[Extracted data entries]
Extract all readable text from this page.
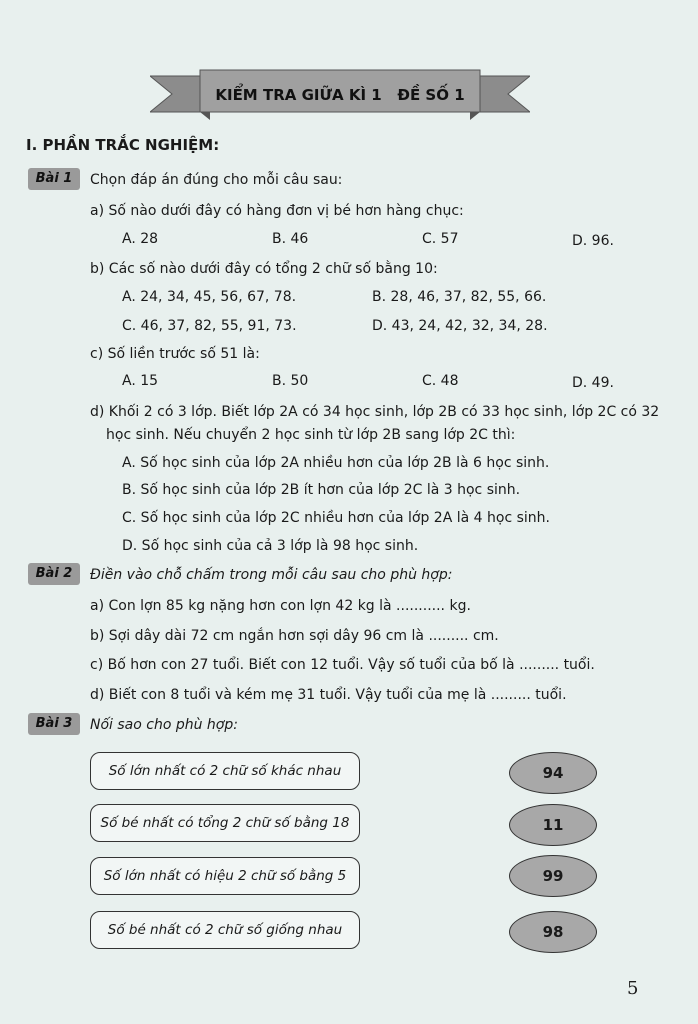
KIỂM TRA GIỮA KÌ 1 ĐỀ SỐ 1
I. PHẦN TRẮC NGHIỆM:
Bài 1	Chọn đáp án đúng cho mỗi câu sau:
a) Số nào dưới đây có hàng đơn vị bé hơn hàng chục:
A. 28	B. 46	C. 57	D. 96.
b) Các số nào dưới đây có tổng 2 chữ số bằng 10:
A. 24, 34, 45, 56, 67, 78.	B. 28, 46, 37, 82, 55, 66.
C. 46, 37, 82, 55, 91, 73.	D. 43, 24, 42, 32, 34, 28.
c) Số liền trước số 51 là:
A. 15	B. 50	C. 48	D. 49.
d) Khối 2 có 3 lớp. Biết lớp 2A có 34 học sinh, lớp 2B có 33 học sinh, lớp 2C có 32
học sinh. Nếu chuyển 2 học sinh từ lớp 2B sang lớp 2C thì:
A. Số học sinh của lớp 2A nhiều hơn của lớp 2B là 6 học sinh.
B. Số học sinh của lớp 2B ít hơn của lớp 2C là 3 học sinh.
C. Số học sinh của lớp 2C nhiều hơn của lớp 2A là 4 học sinh.
D. Số học sinh của cả 3 lớp là 98 học sinh.
Bài 2	Điền vào chỗ chấm trong mỗi câu sau cho phù hợp:
a) Con lợn 85 kg nặng hơn con lợn 42 kg là ........... kg.
b) Sợi dây dài 72 cm ngắn hơn sợi dây 96 cm là ......... cm.
c) Bố hơn con 27 tuổi. Biết con 12 tuổi. Vậy số tuổi của bố là ......... tuổi.
d) Biết con 8 tuổi và kém mẹ 31 tuổi. Vậy tuổi của mẹ là ......... tuổi.
Bài 3	Nối sao cho phù hợp:
Số lớn nhất có 2 chữ số khác nhau
Số bé nhất có tổng 2 chữ số bằng 18
Số lớn nhất có hiệu 2 chữ số bằng 5
Số bé nhất có 2 chữ số giống nhau
94
11
99
98
5
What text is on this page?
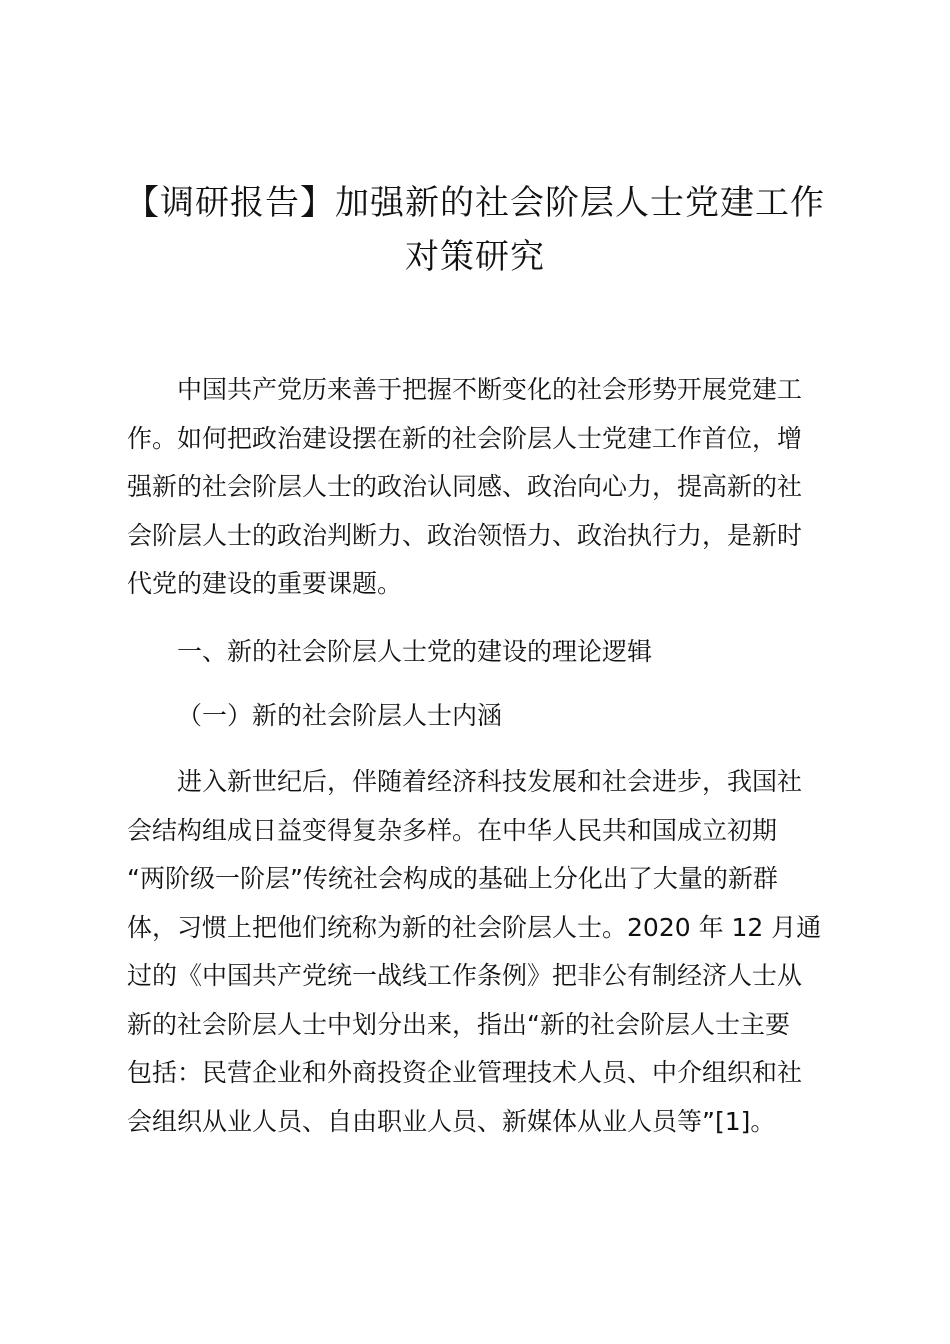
【调研报告】加强新的社会阶层人士党建工作
对策研究
中国共产党历来善于把握不断变化的社会形势开展党建工
作。如何把政治建设摆在新的社会阶层人士党建工作首位，增
强新的社会阶层人士的政治认同感、政治向心力，提高新的社
会阶层人士的政治判断力、政治领悟力、政治执行力，是新时
代党的建设的重要课题。
一、新的社会阶层人士党的建设的理论逻辑
（一）新的社会阶层人士内涵
进入新世纪后，伴随着经济科技发展和社会进步，我国社
会结构组成日益变得复杂多样。在中华人民共和国成立初期
“两阶级一阶层”传统社会构成的基础上分化出了大量的新群
体，习惯上把他们统称为新的社会阶层人士。2020 年 12 月通
过的《中国共产党统一战线工作条例》把非公有制经济人士从
新的社会阶层人士中划分出来，指出“新的社会阶层人士主要
包括：民营企业和外商投资企业管理技术人员、中介组织和社
会组织从业人员、自由职业人员、新媒体从业人员等”[1]。
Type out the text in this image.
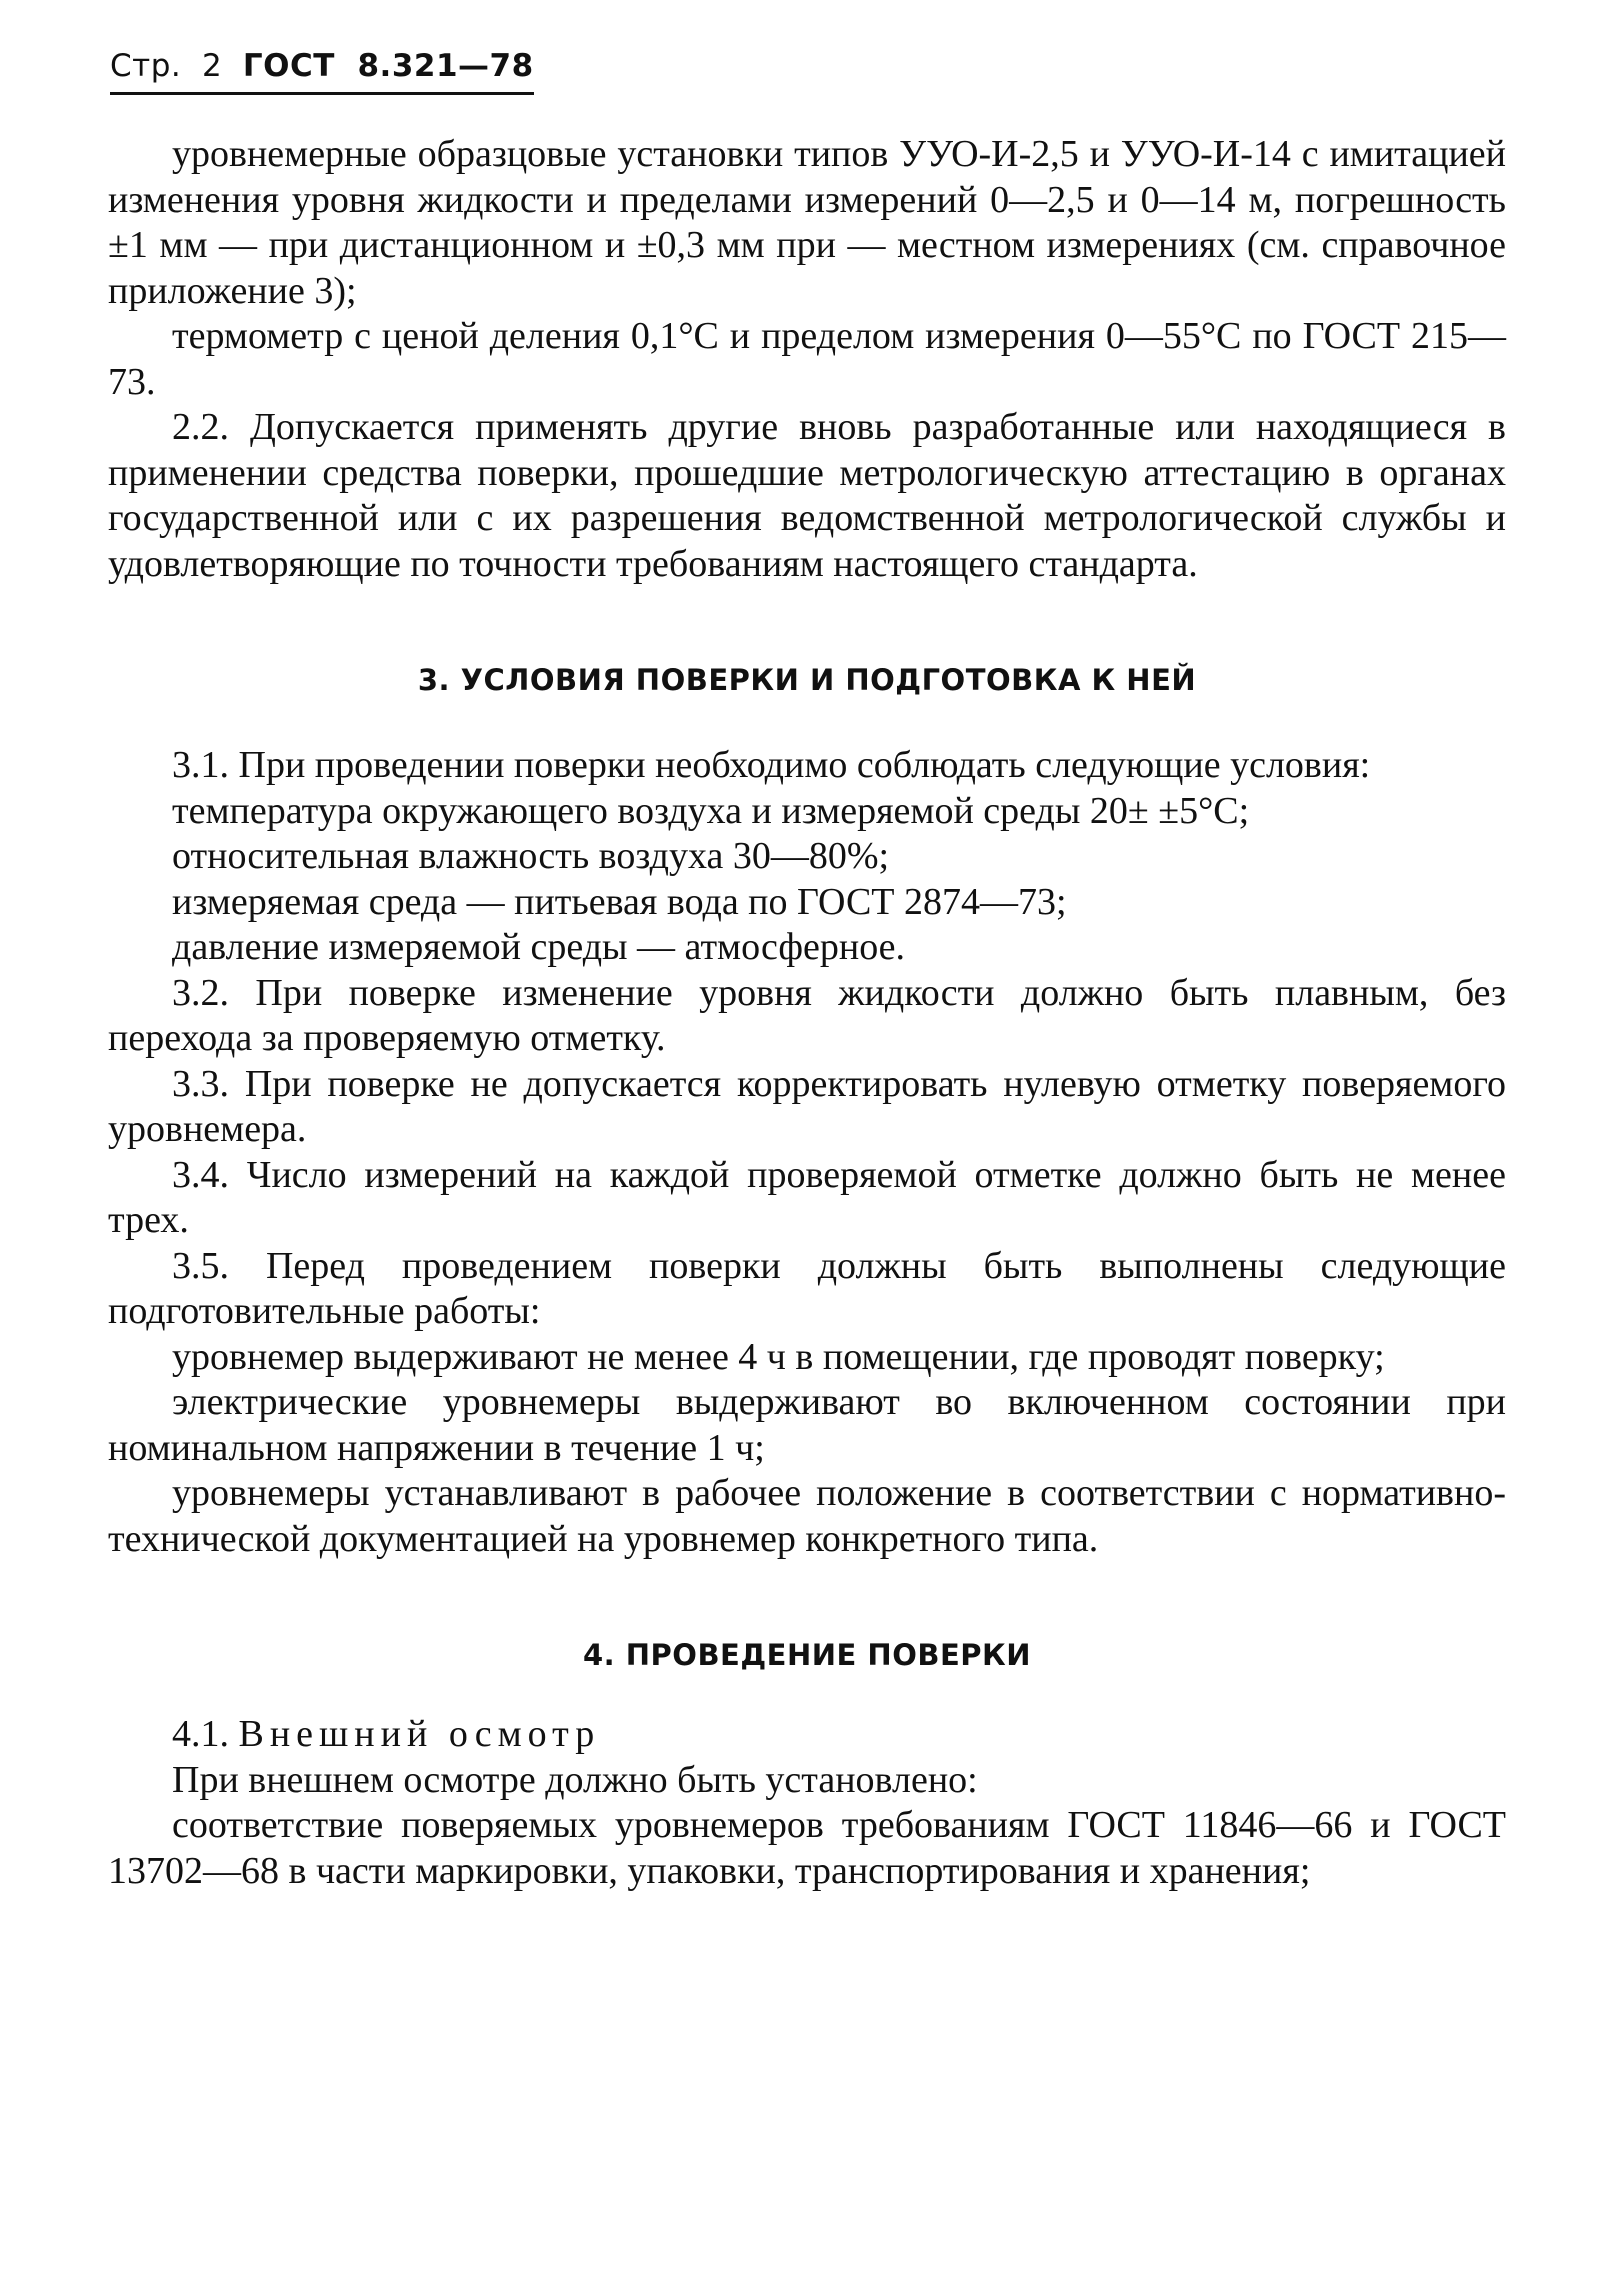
Стр.  2 ГОСТ  8.321—78

уровнемерные образцовые установки типов УУО-И-2,5 и УУО-И-14 с имитацией изменения уровня жидкости и пределами измерений 0—2,5 и 0—14 м, погрешность ±1 мм — при дистанционном и ±0,3 мм при — местном измерениях (см. справочное приложение 3);

термометр с ценой деления 0,1°С и пределом измерения 0—55°С по ГОСТ 215—73.

2.2. Допускается применять другие вновь разработанные или находящиеся в применении средства поверки, прошедшие метрологическую аттестацию в органах государственной или с их разрешения ведомственной метрологической службы и удовлетворяющие по точности требованиям настоящего стандарта.

3. УСЛОВИЯ ПОВЕРКИ И ПОДГОТОВКА К НЕЙ

3.1. При проведении поверки необходимо соблюдать следующие условия:

температура окружающего воздуха и измеряемой среды 20± ±5°С;

относительная влажность воздуха 30—80%;

измеряемая среда — питьевая вода по ГОСТ 2874—73;

давление измеряемой среды — атмосферное.

3.2. При поверке изменение уровня жидкости должно быть плавным, без перехода за проверяемую отметку.

3.3. При поверке не допускается корректировать нулевую отметку поверяемого уровнемера.

3.4. Число измерений на каждой проверяемой отметке должно быть не менее трех.

3.5. Перед проведением поверки должны быть выполнены следующие подготовительные работы:

уровнемер выдерживают не менее 4 ч в помещении, где проводят поверку;

электрические уровнемеры выдерживают во включенном состоянии при номинальном напряжении в течение 1 ч;

уровнемеры устанавливают в рабочее положение в соответствии с нормативно-технической документацией на уровнемер конкретного типа.

4. ПРОВЕДЕНИЕ ПОВЕРКИ

4.1. Внешний осмотр

При внешнем осмотре должно быть установлено:

соответствие поверяемых уровнемеров требованиям ГОСТ 11846—66 и ГОСТ 13702—68 в части маркировки, упаковки, транспортирования и хранения;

● **Description of the task**
Each entry must be retyped word for word, with every image omitted.

● **Solution to this task**
Extract all readable text from this page.
KIỂM TRA GIỮA KÌ 1 ĐỀ SỐ 1
I. PHẦN TRẮC NGHIỆM:
Bài 1	Chọn đáp án đúng cho mỗi câu sau:
a) Số nào dưới đây có hàng đơn vị bé hơn hàng chục:
A. 28	B. 46	C. 57	D. 96.
b) Các số nào dưới đây có tổng 2 chữ số bằng 10:
A. 24, 34, 45, 56, 67, 78.	B. 28, 46, 37, 82, 55, 66.
C. 46, 37, 82, 55, 91, 73.	D. 43, 24, 42, 32, 34, 28.
c) Số liền trước số 51 là:
A. 15	B. 50	C. 48	D. 49.
d) Khối 2 có 3 lớp. Biết lớp 2A có 34 học sinh, lớp 2B có 33 học sinh, lớp 2C có 32
học sinh. Nếu chuyển 2 học sinh từ lớp 2B sang lớp 2C thì:
A. Số học sinh của lớp 2A nhiều hơn của lớp 2B là 6 học sinh.
B. Số học sinh của lớp 2B ít hơn của lớp 2C là 3 học sinh.
C. Số học sinh của lớp 2C nhiều hơn của lớp 2A là 4 học sinh.
D. Số học sinh của cả 3 lớp là 98 học sinh.
Bài 2	Điền vào chỗ chấm trong mỗi câu sau cho phù hợp:
a) Con lợn 85 kg nặng hơn con lợn 42 kg là ........... kg.
b) Sợi dây dài 72 cm ngắn hơn sợi dây 96 cm là ......... cm.
c) Bố hơn con 27 tuổi. Biết con 12 tuổi. Vậy số tuổi của bố là ......... tuổi.
d) Biết con 8 tuổi và kém mẹ 31 tuổi. Vậy tuổi của mẹ là ......... tuổi.
Bài 3	Nối sao cho phù hợp:
Số lớn nhất có 2 chữ số khác nhau
Số bé nhất có tổng 2 chữ số bằng 18
Số lớn nhất có hiệu 2 chữ số bằng 5
Số bé nhất có 2 chữ số giống nhau
94
11
99
98
5
What text is on this page?
【调研报告】加强新的社会阶层人士党建工作
对策研究
中国共产党历来善于把握不断变化的社会形势开展党建工
作。如何把政治建设摆在新的社会阶层人士党建工作首位，增
强新的社会阶层人士的政治认同感、政治向心力，提高新的社
会阶层人士的政治判断力、政治领悟力、政治执行力，是新时
代党的建设的重要课题。
一、新的社会阶层人士党的建设的理论逻辑
（一）新的社会阶层人士内涵
进入新世纪后，伴随着经济科技发展和社会进步，我国社
会结构组成日益变得复杂多样。在中华人民共和国成立初期
“两阶级一阶层”传统社会构成的基础上分化出了大量的新群
体，习惯上把他们统称为新的社会阶层人士。2020 年 12 月通
过的《中国共产党统一战线工作条例》把非公有制经济人士从
新的社会阶层人士中划分出来，指出“新的社会阶层人士主要
包括：民营企业和外商投资企业管理技术人员、中介组织和社
会组织从业人员、自由职业人员、新媒体从业人员等”[1]。
Type out the text in this image.
Стр.  2 ГОСТ  8.321—78

уровнемерные образцовые установки типов УУО-И-2,5 и УУО-И-14 с имитацией изменения уровня жидкости и пределами измерений 0—2,5 и 0—14 м, погрешность ±1 мм — при дистанционном и ±0,3 мм при — местном измерениях (см. справочное приложение 3);

термометр с ценой деления 0,1°С и пределом измерения 0—55°С по ГОСТ 215—73.

2.2. Допускается применять другие вновь разработанные или находящиеся в применении средства поверки, прошедшие метрологическую аттестацию в органах государственной или с их разрешения ведомственной метрологической службы и удовлетворяющие по точности требованиям настоящего стандарта.

3. УСЛОВИЯ ПОВЕРКИ И ПОДГОТОВКА К НЕЙ

3.1. При проведении поверки необходимо соблюдать следующие условия:

температура окружающего воздуха и измеряемой среды 20± ±5°С;

относительная влажность воздуха 30—80%;

измеряемая среда — питьевая вода по ГОСТ 2874—73;

давление измеряемой среды — атмосферное.

3.2. При поверке изменение уровня жидкости должно быть плавным, без перехода за проверяемую отметку.

3.3. При поверке не допускается корректировать нулевую отметку поверяемого уровнемера.

3.4. Число измерений на каждой проверяемой отметке должно быть не менее трех.

3.5. Перед проведением поверки должны быть выполнены следующие подготовительные работы:

уровнемер выдерживают не менее 4 ч в помещении, где проводят поверку;

электрические уровнемеры выдерживают во включенном состоянии при номинальном напряжении в течение 1 ч;

уровнемеры устанавливают в рабочее положение в соответствии с нормативно-технической документацией на уровнемер конкретного типа.

4. ПРОВЕДЕНИЕ ПОВЕРКИ

4.1. Внешний осмотр

При внешнем осмотре должно быть установлено:

соответствие поверяемых уровнемеров требованиям ГОСТ 11846—66 и ГОСТ 13702—68 в части маркировки, упаковки, транспортирования и хранения;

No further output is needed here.